#### EXERCISE INSTRUCTIONS:
In the listing below, find every line containing "that" and copy it out.

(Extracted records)

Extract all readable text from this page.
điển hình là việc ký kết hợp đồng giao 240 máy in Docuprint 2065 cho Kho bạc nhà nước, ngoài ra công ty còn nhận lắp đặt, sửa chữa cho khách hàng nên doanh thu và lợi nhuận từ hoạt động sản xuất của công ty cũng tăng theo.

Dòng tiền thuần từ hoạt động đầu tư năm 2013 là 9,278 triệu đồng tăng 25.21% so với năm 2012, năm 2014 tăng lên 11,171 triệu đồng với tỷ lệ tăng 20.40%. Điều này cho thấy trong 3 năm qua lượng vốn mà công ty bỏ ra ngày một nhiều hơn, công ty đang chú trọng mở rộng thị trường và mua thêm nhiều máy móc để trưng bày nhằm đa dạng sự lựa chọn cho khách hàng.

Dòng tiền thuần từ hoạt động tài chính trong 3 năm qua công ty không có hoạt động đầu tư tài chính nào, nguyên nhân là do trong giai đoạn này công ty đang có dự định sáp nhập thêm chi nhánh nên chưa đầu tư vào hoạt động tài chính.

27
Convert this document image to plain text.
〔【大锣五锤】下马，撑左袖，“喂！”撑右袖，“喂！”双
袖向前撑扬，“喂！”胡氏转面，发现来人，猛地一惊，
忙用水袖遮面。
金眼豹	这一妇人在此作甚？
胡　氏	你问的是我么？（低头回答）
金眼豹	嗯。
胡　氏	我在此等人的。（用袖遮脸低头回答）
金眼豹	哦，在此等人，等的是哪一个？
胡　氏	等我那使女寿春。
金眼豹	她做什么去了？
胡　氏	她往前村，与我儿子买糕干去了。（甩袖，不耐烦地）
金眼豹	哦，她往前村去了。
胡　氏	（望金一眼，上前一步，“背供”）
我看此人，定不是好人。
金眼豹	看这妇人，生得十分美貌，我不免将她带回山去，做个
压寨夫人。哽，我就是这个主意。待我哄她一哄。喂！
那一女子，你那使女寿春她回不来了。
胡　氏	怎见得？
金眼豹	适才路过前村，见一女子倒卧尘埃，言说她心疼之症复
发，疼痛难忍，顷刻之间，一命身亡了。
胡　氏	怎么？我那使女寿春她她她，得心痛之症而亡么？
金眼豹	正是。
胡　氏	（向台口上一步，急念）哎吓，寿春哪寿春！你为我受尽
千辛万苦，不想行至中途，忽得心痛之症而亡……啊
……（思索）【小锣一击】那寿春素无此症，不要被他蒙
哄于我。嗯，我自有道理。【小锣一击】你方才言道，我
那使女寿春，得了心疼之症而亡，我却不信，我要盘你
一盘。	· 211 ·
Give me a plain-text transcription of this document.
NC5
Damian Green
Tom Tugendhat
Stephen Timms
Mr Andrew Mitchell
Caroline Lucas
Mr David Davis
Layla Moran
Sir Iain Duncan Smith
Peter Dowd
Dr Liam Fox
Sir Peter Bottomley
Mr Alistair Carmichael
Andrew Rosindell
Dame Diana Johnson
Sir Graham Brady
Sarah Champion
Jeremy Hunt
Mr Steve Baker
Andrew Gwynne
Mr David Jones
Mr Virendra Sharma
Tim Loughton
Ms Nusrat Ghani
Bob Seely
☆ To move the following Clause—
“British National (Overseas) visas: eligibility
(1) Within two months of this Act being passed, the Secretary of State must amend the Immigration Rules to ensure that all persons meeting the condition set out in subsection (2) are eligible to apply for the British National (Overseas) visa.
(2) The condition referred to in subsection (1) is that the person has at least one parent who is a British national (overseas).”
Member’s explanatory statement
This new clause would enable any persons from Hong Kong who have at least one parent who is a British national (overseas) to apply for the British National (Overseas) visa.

#### RESULT OF THE TASK:
(1) Within two months of this Act being passed, the Secretary of State must amend the Immigration Rules to ensure that all persons meeting the condition set out in subsection (2) are eligible to apply for the British National (Overseas) visa.
(2) The condition referred to in subsection (1) is that the person has at least one parent who is a British national (overseas).”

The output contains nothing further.